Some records

___

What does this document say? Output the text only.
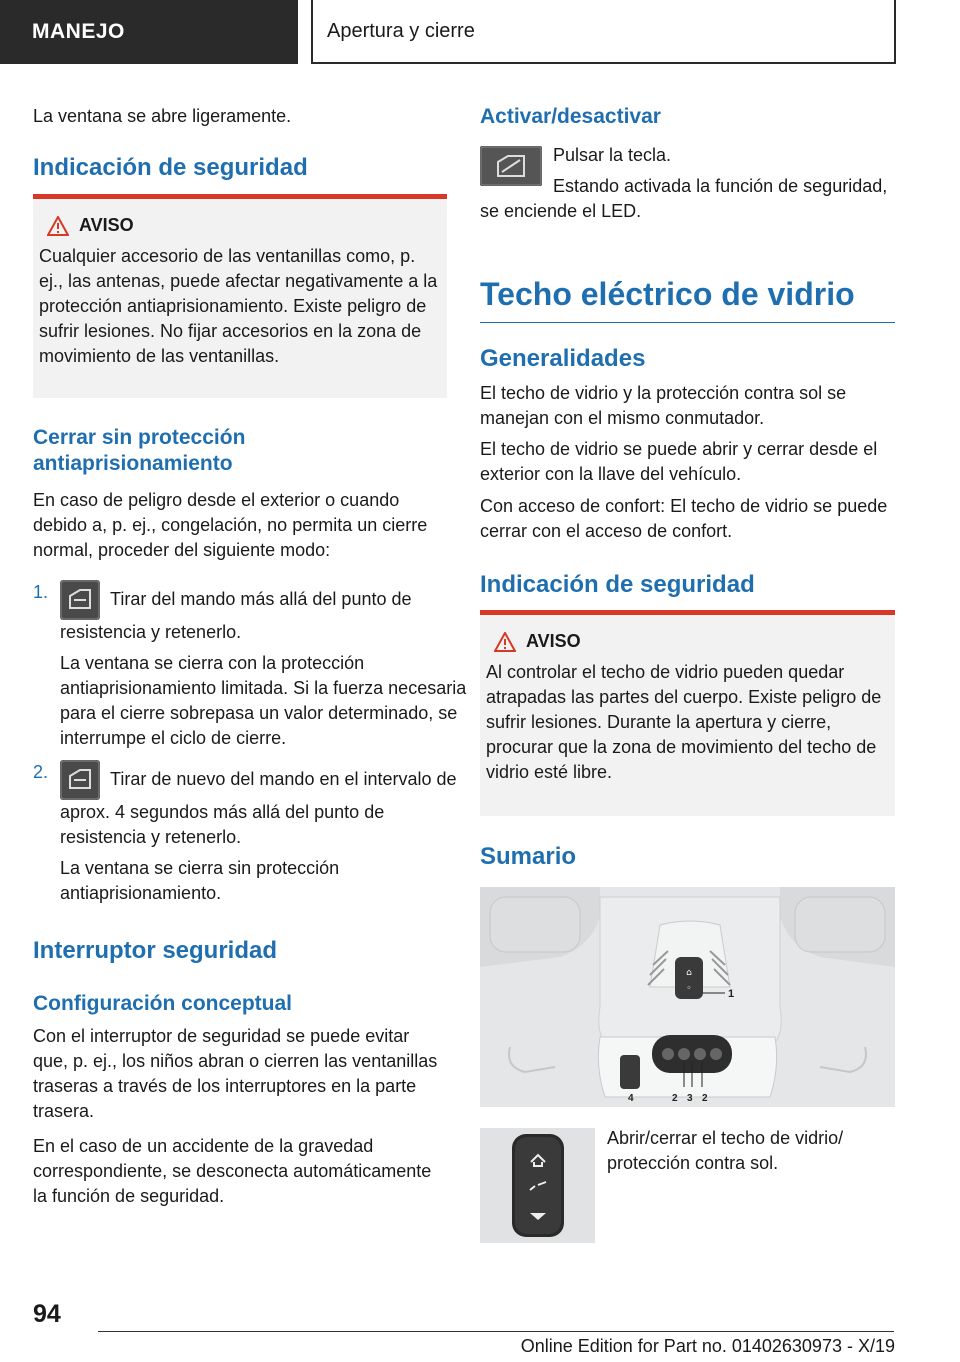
MANEJO	Apertura y cierre

La ventana se abre ligeramente.

Indicación de seguridad
AVISO

Cualquier accesorio de las ventanillas como, p. ej., las antenas, puede afectar negativamente a la protección antiaprisionamiento. Existe peligro de sufrir lesiones. No fijar accesorios en la zona de movimiento de las ventanillas.

Cerrar sin protección antiaprisionamiento

En caso de peligro desde el exterior o cuando debido a, p. ej., congelación, no permita un cierre normal, proceder del siguiente modo:

1.	Tirar del mando más allá del punto de resistencia y retenerlo.

La ventana se cierra con la protección antiaprisionamiento limitada. Si la fuerza necesaria para el cierre sobrepasa un valor determinado, se interrumpe el ciclo de cierre.

2.	Tirar de nuevo del mando en el intervalo de aprox. 4 segundos más allá del punto de resistencia y retenerlo.

La ventana se cierra sin protección antiaprisionamiento.

Interruptor seguridad
Configuración conceptual

Con el interruptor de seguridad se puede evitar que, p. ej., los niños abran o cierren las ventanillas traseras a través de los interruptores en la parte trasera.

En el caso de un accidente de la gravedad correspondiente, se desconecta automáticamente la función de seguridad.

Activar/desactivar

Pulsar la tecla.

Estando activada la función de seguridad, se enciende el LED.

Techo eléctrico de vidrio
Generalidades

El techo de vidrio y la protección contra sol se manejan con el mismo conmutador.

El techo de vidrio se puede abrir y cerrar desde el exterior con la llave del vehículo.

Con acceso de confort: El techo de vidrio se puede cerrar con el acceso de confort.

Indicación de seguridad
AVISO

Al controlar el techo de vidrio pueden quedar atrapadas las partes del cuerpo. Existe peligro de sufrir lesiones. Durante la apertura y cierre, procurar que la zona de movimiento del techo de vidrio esté libre.

Sumario
⌂
◦	1
4	2 3 2

Abrir/cerrar el techo de vidrio/ protección contra sol.

94
Online Edition for Part no. 01402630973 - X/19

___

-- DIRECTIVE --
Leave out the pictures and repeat everything else in the records exactly.

-- FINAL RESULT --
What does this document say? Output the text only.
MANEJO	Apertura y cierre

La ventana se abre ligeramente.

Indicación de seguridad
AVISO

Cualquier accesorio de las ventanillas como, p. ej., las antenas, puede afectar negativamente a la protección antiaprisionamiento. Existe peligro de sufrir lesiones. No fijar accesorios en la zona de movimiento de las ventanillas.

Cerrar sin protección antiaprisionamiento

En caso de peligro desde el exterior o cuando debido a, p. ej., congelación, no permita un cierre normal, proceder del siguiente modo:

1.	Tirar del mando más allá del punto de resistencia y retenerlo.

La ventana se cierra con la protección antiaprisionamiento limitada. Si la fuerza necesaria para el cierre sobrepasa un valor determinado, se interrumpe el ciclo de cierre.

2.	Tirar de nuevo del mando en el intervalo de aprox. 4 segundos más allá del punto de resistencia y retenerlo.

La ventana se cierra sin protección antiaprisionamiento.

Interruptor seguridad
Configuración conceptual

Con el interruptor de seguridad se puede evitar que, p. ej., los niños abran o cierren las ventanillas traseras a través de los interruptores en la parte trasera.

En el caso de un accidente de la gravedad correspondiente, se desconecta automáticamente la función de seguridad.

Activar/desactivar

Pulsar la tecla.

Estando activada la función de seguridad, se enciende el LED.

Techo eléctrico de vidrio
Generalidades

El techo de vidrio y la protección contra sol se manejan con el mismo conmutador.

El techo de vidrio se puede abrir y cerrar desde el exterior con la llave del vehículo.

Con acceso de confort: El techo de vidrio se puede cerrar con el acceso de confort.

Indicación de seguridad
AVISO

Al controlar el techo de vidrio pueden quedar atrapadas las partes del cuerpo. Existe peligro de sufrir lesiones. Durante la apertura y cierre, procurar que la zona de movimiento del techo de vidrio esté libre.

Sumario
⌂
◦	1
4	2 3 2

Abrir/cerrar el techo de vidrio/ protección contra sol.

94
Online Edition for Part no. 01402630973 - X/19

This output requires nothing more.